[Saved entries]
#####
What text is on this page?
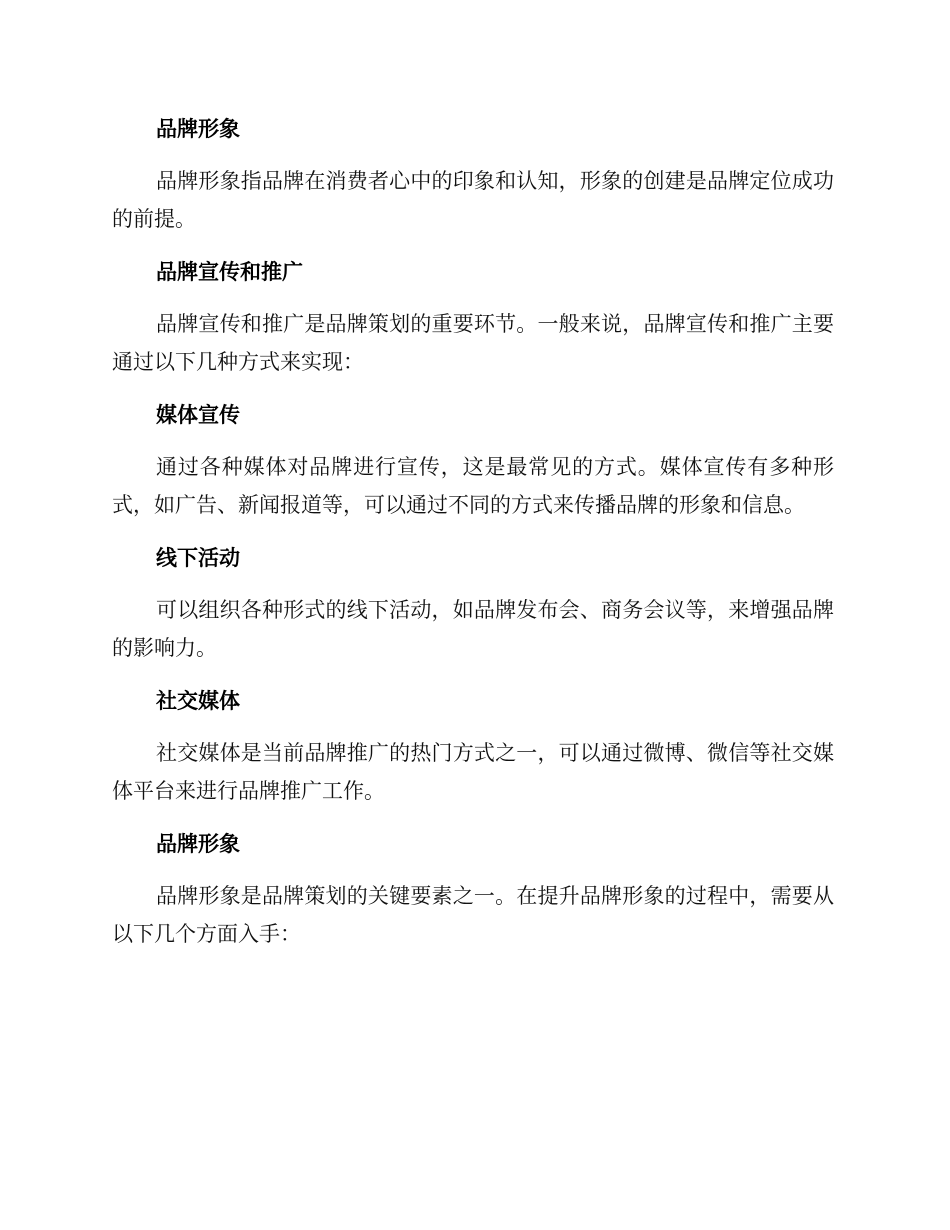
品牌形象

品牌形象指品牌在消费者心中的印象和认知，形象的创建是品牌定位成功的前提。

品牌宣传和推广

品牌宣传和推广是品牌策划的重要环节。一般来说，品牌宣传和推广主要通过以下几种方式来实现：

媒体宣传

通过各种媒体对品牌进行宣传，这是最常见的方式。媒体宣传有多种形式，如广告、新闻报道等，可以通过不同的方式来传播品牌的形象和信息。

线下活动

可以组织各种形式的线下活动，如品牌发布会、商务会议等，来增强品牌的影响力。

社交媒体

社交媒体是当前品牌推广的热门方式之一，可以通过微博、微信等社交媒体平台来进行品牌推广工作。

品牌形象

品牌形象是品牌策划的关键要素之一。在提升品牌形象的过程中，需要从以下几个方面入手：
#####
Your goal = Reproduce the records, all of them, word for word; omit the pictures.

Result =
What text is on this page?
品牌形象

品牌形象指品牌在消费者心中的印象和认知，形象的创建是品牌定位成功的前提。

品牌宣传和推广

品牌宣传和推广是品牌策划的重要环节。一般来说，品牌宣传和推广主要通过以下几种方式来实现：

媒体宣传

通过各种媒体对品牌进行宣传，这是最常见的方式。媒体宣传有多种形式，如广告、新闻报道等，可以通过不同的方式来传播品牌的形象和信息。

线下活动

可以组织各种形式的线下活动，如品牌发布会、商务会议等，来增强品牌的影响力。

社交媒体

社交媒体是当前品牌推广的热门方式之一，可以通过微博、微信等社交媒体平台来进行品牌推广工作。

品牌形象

品牌形象是品牌策划的关键要素之一。在提升品牌形象的过程中，需要从以下几个方面入手：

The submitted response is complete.